**AIM OF THE EXERCISE**
Exactly as given, repeat all of the entries.

-- start SOURCE MATERIAL --

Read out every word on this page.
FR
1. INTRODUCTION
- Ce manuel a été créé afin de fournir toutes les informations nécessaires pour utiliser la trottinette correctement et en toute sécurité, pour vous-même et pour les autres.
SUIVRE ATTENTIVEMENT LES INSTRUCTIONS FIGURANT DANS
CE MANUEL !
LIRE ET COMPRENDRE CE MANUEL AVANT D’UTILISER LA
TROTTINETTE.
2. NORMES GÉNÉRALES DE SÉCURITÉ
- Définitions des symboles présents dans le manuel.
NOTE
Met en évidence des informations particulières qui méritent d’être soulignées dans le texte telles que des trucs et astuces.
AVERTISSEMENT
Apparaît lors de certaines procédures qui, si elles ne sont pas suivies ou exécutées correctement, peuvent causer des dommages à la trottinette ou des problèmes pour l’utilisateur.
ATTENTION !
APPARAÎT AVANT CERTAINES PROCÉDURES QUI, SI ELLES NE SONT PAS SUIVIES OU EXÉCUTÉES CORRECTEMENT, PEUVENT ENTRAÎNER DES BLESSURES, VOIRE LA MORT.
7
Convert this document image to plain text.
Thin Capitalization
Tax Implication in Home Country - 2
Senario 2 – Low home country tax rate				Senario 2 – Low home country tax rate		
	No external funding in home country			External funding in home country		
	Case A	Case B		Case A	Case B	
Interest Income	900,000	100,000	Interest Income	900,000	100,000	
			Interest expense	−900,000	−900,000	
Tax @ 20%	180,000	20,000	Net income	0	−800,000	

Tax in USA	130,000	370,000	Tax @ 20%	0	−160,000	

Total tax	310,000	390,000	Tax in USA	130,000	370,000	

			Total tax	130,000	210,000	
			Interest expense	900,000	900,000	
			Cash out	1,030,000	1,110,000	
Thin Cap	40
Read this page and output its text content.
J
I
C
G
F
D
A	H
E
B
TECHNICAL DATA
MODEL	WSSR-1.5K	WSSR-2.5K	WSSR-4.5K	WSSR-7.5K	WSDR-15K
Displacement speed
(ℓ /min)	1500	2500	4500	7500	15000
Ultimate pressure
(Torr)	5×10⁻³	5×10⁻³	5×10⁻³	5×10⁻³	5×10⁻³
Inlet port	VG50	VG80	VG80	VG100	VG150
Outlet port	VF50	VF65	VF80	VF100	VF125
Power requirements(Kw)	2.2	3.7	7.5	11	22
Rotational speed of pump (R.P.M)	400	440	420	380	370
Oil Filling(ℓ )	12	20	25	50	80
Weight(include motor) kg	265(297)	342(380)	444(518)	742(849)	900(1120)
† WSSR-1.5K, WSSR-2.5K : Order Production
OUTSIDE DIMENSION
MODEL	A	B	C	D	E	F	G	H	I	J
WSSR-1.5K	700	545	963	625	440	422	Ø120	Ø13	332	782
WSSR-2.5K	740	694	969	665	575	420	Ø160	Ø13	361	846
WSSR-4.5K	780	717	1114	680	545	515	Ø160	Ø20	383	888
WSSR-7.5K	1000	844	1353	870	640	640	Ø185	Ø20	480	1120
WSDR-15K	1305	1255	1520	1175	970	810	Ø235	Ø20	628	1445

-- end SOURCE MATERIAL --

**TASK ANSWER**
Read out every word on this page.
FR
1. INTRODUCTION
- Ce manuel a été créé afin de fournir toutes les informations nécessaires pour utiliser la trottinette correctement et en toute sécurité, pour vous-même et pour les autres.
SUIVRE ATTENTIVEMENT LES INSTRUCTIONS FIGURANT DANS
CE MANUEL !
LIRE ET COMPRENDRE CE MANUEL AVANT D’UTILISER LA
TROTTINETTE.
2. NORMES GÉNÉRALES DE SÉCURITÉ
- Définitions des symboles présents dans le manuel.
NOTE
Met en évidence des informations particulières qui méritent d’être soulignées dans le texte telles que des trucs et astuces.
AVERTISSEMENT
Apparaît lors de certaines procédures qui, si elles ne sont pas suivies ou exécutées correctement, peuvent causer des dommages à la trottinette ou des problèmes pour l’utilisateur.
ATTENTION !
APPARAÎT AVANT CERTAINES PROCÉDURES QUI, SI ELLES NE SONT PAS SUIVIES OU EXÉCUTÉES CORRECTEMENT, PEUVENT ENTRAÎNER DES BLESSURES, VOIRE LA MORT.
7
Convert this document image to plain text.
Thin Capitalization
Tax Implication in Home Country - 2
Senario 2 – Low home country tax rate				Senario 2 – Low home country tax rate		
	No external funding in home country			External funding in home country		
	Case A	Case B		Case A	Case B	
Interest Income	900,000	100,000	Interest Income	900,000	100,000	
			Interest expense	−900,000	−900,000	
Tax @ 20%	180,000	20,000	Net income	0	−800,000	

Tax in USA	130,000	370,000	Tax @ 20%	0	−160,000	

Total tax	310,000	390,000	Tax in USA	130,000	370,000	

			Total tax	130,000	210,000	
			Interest expense	900,000	900,000	
			Cash out	1,030,000	1,110,000	
Thin Cap	40
Read this page and output its text content.
J
I
C
G
F
D
A	H
E
B
TECHNICAL DATA
MODEL	WSSR-1.5K	WSSR-2.5K	WSSR-4.5K	WSSR-7.5K	WSDR-15K
Displacement speed
(ℓ /min)	1500	2500	4500	7500	15000
Ultimate pressure
(Torr)	5×10⁻³	5×10⁻³	5×10⁻³	5×10⁻³	5×10⁻³
Inlet port	VG50	VG80	VG80	VG100	VG150
Outlet port	VF50	VF65	VF80	VF100	VF125
Power requirements(Kw)	2.2	3.7	7.5	11	22
Rotational speed of pump (R.P.M)	400	440	420	380	370
Oil Filling(ℓ )	12	20	25	50	80
Weight(include motor) kg	265(297)	342(380)	444(518)	742(849)	900(1120)
† WSSR-1.5K, WSSR-2.5K : Order Production
OUTSIDE DIMENSION
MODEL	A	B	C	D	E	F	G	H	I	J
WSSR-1.5K	700	545	963	625	440	422	Ø120	Ø13	332	782
WSSR-2.5K	740	694	969	665	575	420	Ø160	Ø13	361	846
WSSR-4.5K	780	717	1114	680	545	515	Ø160	Ø20	383	888
WSSR-7.5K	1000	844	1353	870	640	640	Ø185	Ø20	480	1120
WSDR-15K	1305	1255	1520	1175	970	810	Ø235	Ø20	628	1445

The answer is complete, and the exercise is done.